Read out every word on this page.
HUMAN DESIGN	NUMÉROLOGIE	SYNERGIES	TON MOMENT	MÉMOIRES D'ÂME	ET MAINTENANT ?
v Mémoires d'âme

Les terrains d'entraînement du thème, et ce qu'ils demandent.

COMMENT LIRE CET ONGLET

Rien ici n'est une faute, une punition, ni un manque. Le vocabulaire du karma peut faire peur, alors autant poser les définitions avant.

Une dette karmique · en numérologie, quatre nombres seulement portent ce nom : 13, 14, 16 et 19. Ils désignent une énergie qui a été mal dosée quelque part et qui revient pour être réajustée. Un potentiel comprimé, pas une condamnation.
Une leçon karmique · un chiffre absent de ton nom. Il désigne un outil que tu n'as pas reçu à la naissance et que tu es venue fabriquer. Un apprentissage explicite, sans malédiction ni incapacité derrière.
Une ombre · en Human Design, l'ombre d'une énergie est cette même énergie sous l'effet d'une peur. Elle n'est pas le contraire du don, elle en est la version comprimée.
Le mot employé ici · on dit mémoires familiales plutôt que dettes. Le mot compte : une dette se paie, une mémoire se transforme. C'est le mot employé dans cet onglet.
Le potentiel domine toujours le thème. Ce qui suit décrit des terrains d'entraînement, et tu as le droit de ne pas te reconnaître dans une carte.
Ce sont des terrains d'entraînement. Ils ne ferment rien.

§ **Exercise instructions**
Copy every line in the entries above that has the string "dans" in it.

§ **Answer to this problem**
Le mot employé ici · on dit mémoires familiales plutôt que dettes. Le mot compte : une dette se paie, une mémoire se transforme. C'est le mot employé dans cet onglet.
Le potentiel domine toujours le thème. Ce qui suit décrit des terrains d'entraînement, et tu as le droit de ne pas te reconnaître dans une carte.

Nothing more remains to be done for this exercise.